佐渡の人形芝居は、寛保年間(1741~44)、江戸の人形遣い野呂松勘兵衛が佐渡へ渡り、真野地区竹田の大膳神社の祭りで神楽人形を舞わせたのがはじまりという説と、新穂地区八王子の須田五郎左衛門が、潟上の能役者本間氏が宝生流を伝えて太夫となったのをうらやみ、京へ上って公卿から浄瑠璃と人形の遣い方を習い、いまも伝えているのが新穂地区の廣栄座の人形であるという説とがあります。どちらにも文献の裏づけはありませんが、語り物の多くが上方系であり、廣栄座の人形に「享保雛」に似ているものもあるところから、享保(1716-36)のころの上方から移入されたとする見方が有力ですが、享保以前に佐渡に人形がなかったとは断定できません。

藤田茂樹の『恵美草』や『天保年間相川十二ヶ月』によると、そのころの人形は説経人形で、幕合狂言による野呂間人形が登場し、祭りの余興に神社や寺堂で行われています。舞台は高さ四尺の腰幕に水引幕をつるすだけものもで、太夫は幕の陰で弾き語りをしました。

▶ **提供資料**
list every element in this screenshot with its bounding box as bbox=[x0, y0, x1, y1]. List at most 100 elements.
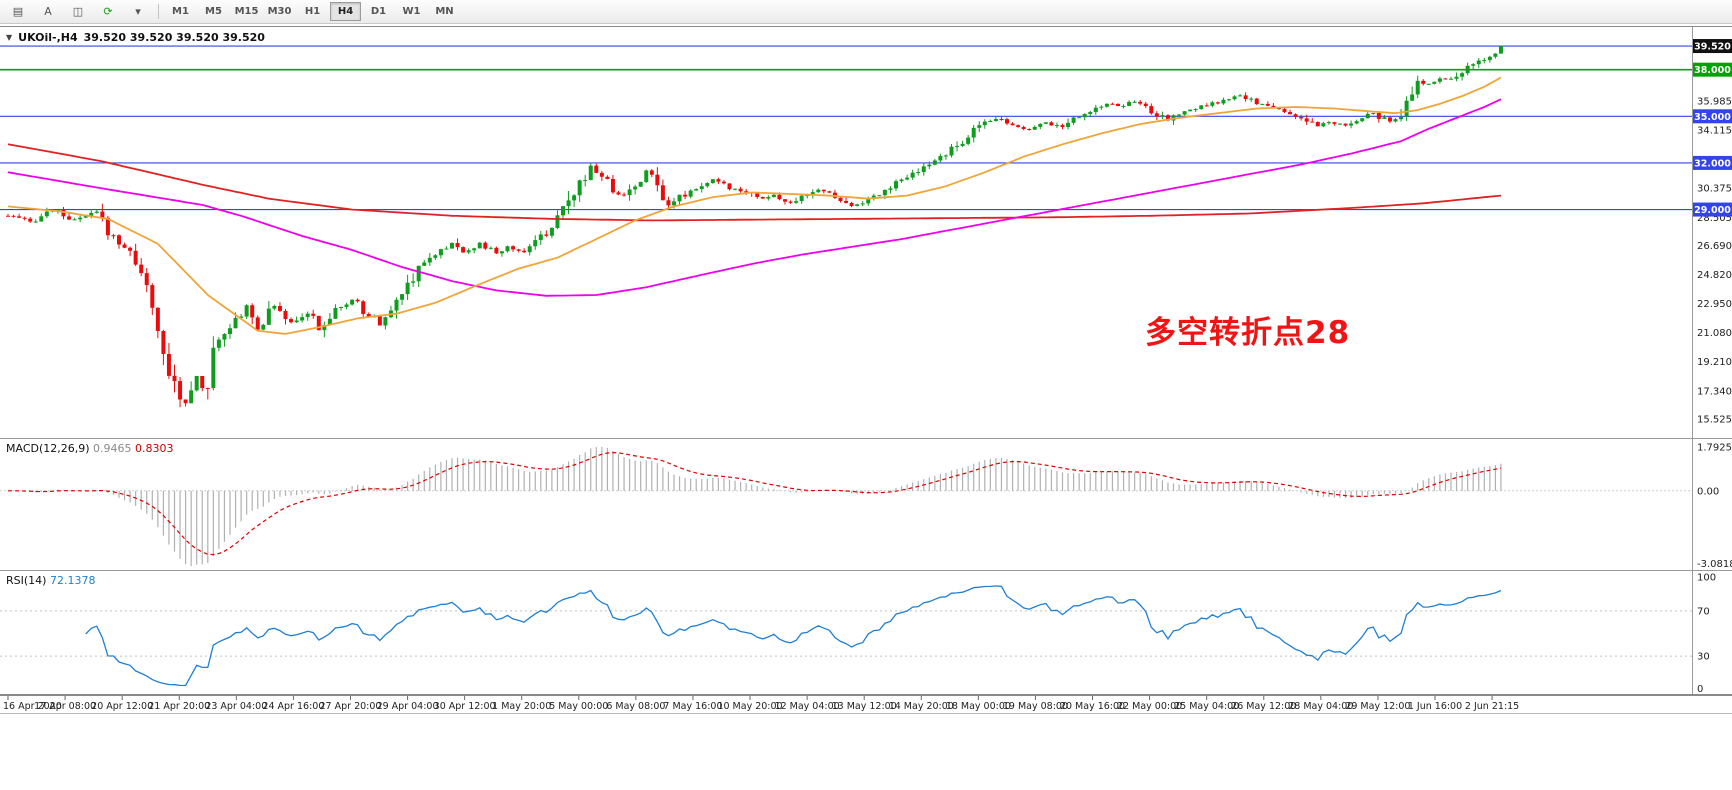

▶ **作業内容**
[1] 佐渡の人形芝居についての抜粋によれば、太夫はどこで弾き語りをしましたか。
[2] 佐渡の人形芝居についての抜粋で、享保のころに上方から移入されたとする見方が有力とされている理由を説明してください。

▶ **課題別の回答**
[1] 幕の陰で弾き語りをしました。

[2] 語り物の多くが上方系だからです。また、廣栄座の人形の中に「享保雛」に似ているものもあるからです。